PROVIDED INFORMATION -

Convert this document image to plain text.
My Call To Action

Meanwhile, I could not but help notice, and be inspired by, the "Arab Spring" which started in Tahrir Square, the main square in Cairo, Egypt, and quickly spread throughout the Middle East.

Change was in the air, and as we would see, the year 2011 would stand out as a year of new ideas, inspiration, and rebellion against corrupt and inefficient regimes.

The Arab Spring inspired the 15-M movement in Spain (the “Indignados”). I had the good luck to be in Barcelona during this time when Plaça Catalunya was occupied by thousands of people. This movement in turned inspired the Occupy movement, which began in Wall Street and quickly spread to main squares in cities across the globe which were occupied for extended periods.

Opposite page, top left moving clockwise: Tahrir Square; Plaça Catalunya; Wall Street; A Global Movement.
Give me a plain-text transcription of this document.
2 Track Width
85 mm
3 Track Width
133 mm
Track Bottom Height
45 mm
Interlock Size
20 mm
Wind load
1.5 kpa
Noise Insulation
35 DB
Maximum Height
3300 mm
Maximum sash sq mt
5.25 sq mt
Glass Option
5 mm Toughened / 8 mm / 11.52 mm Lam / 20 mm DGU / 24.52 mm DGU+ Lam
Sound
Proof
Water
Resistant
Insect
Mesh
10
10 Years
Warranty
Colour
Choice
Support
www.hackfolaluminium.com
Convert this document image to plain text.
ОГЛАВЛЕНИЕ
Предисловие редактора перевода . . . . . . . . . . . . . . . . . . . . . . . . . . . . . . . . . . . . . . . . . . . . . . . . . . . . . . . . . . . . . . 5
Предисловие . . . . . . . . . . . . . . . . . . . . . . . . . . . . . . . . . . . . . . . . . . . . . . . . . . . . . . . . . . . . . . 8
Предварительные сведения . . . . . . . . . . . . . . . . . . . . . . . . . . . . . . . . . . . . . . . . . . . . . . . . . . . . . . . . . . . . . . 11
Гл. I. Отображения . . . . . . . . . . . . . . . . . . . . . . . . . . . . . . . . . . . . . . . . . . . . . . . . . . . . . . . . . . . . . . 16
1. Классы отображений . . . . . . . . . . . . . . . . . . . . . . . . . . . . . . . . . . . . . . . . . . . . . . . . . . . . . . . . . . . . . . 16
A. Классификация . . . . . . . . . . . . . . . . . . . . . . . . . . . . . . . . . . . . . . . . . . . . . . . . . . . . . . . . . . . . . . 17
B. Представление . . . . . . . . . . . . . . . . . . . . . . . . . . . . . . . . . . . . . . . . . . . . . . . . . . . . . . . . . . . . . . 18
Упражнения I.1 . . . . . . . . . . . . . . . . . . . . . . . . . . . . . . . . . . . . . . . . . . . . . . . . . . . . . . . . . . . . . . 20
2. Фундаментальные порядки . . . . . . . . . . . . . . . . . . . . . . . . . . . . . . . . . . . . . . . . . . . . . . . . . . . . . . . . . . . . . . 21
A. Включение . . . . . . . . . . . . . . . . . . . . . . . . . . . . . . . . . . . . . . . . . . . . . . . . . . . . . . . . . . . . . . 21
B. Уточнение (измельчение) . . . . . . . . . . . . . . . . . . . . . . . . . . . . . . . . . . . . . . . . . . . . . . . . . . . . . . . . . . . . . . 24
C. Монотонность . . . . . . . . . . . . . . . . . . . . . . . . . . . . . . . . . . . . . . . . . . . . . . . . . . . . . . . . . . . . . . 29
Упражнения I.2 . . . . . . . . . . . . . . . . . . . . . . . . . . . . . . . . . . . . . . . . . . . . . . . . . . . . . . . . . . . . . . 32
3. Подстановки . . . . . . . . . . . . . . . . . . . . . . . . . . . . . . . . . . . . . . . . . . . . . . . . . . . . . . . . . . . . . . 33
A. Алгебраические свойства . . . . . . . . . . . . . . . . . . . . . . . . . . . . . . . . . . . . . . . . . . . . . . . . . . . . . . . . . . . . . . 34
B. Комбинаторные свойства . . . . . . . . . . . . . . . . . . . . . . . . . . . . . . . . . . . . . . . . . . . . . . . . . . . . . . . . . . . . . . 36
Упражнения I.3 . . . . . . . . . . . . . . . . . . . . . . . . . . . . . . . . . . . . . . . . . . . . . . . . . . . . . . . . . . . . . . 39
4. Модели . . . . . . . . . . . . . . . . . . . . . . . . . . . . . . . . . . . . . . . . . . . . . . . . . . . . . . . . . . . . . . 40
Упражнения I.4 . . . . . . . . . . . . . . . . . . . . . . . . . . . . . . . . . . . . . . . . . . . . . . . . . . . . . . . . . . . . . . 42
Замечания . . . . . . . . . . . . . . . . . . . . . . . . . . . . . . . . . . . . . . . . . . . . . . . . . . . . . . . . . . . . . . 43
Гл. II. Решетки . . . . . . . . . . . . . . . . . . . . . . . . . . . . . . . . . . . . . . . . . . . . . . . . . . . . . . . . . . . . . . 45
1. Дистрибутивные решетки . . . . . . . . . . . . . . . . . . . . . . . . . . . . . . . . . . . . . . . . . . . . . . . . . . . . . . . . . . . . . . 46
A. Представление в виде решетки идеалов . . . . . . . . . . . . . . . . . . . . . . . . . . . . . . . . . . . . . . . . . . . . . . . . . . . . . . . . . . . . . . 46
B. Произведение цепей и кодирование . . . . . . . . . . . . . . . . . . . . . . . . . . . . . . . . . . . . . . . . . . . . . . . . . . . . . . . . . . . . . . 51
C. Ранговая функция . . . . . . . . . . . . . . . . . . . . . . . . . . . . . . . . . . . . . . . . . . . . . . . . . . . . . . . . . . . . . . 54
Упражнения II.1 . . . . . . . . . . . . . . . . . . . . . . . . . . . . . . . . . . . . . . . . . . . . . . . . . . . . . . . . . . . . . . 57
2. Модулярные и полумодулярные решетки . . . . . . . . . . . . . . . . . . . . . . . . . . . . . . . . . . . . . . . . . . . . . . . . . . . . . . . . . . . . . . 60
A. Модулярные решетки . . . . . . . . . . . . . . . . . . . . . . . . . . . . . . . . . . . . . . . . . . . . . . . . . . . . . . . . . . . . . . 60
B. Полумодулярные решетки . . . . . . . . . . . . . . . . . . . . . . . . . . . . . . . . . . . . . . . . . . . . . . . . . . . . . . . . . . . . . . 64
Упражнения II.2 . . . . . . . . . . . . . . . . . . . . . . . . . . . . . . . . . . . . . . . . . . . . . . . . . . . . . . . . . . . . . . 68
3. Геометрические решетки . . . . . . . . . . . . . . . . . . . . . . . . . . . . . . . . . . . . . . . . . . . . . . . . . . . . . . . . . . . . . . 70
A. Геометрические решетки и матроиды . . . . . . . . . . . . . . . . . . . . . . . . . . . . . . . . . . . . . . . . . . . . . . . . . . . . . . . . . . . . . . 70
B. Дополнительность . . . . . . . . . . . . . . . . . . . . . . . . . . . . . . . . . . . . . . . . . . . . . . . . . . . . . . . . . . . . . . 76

YOUR INSTRUCTIONS - All lines that include "Tahrir" are to be gathered and copied.

EXERCISE OUTPUT -
Meanwhile, I could not but help notice, and be inspired by, the "Arab Spring" which started in Tahrir Square, the main square in Cairo, Egypt, and quickly spread throughout the Middle East.
Opposite page, top left moving clockwise: Tahrir Square; Plaça Catalunya; Wall Street; A Global Movement.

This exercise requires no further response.